__Data__.
+++++
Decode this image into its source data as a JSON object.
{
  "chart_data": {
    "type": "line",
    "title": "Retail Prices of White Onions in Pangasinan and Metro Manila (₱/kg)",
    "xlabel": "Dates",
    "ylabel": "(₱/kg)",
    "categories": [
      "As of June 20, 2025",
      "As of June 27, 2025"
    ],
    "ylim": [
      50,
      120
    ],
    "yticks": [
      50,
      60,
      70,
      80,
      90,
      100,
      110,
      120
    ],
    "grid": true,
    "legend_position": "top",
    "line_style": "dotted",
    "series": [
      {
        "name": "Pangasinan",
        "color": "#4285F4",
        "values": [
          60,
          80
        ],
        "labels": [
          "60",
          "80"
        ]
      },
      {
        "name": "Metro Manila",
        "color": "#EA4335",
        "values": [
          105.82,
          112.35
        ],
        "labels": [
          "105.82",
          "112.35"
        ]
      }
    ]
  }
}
+++++
__Stated problem__.
Quote every entry exactly.

__Final result__.
Decode this image into its source data as a JSON object.
{
  "chart_data": {
    "type": "line",
    "title": "Retail Prices of White Onions in Pangasinan and Metro Manila (₱/kg)",
    "xlabel": "Dates",
    "ylabel": "(₱/kg)",
    "categories": [
      "As of June 20, 2025",
      "As of June 27, 2025"
    ],
    "ylim": [
      50,
      120
    ],
    "yticks": [
      50,
      60,
      70,
      80,
      90,
      100,
      110,
      120
    ],
    "grid": true,
    "legend_position": "top",
    "line_style": "dotted",
    "series": [
      {
        "name": "Pangasinan",
        "color": "#4285F4",
        "values": [
          60,
          80
        ],
        "labels": [
          "60",
          "80"
        ]
      },
      {
        "name": "Metro Manila",
        "color": "#EA4335",
        "values": [
          105.82,
          112.35
        ],
        "labels": [
          "105.82",
          "112.35"
        ]
      }
    ]
  }
}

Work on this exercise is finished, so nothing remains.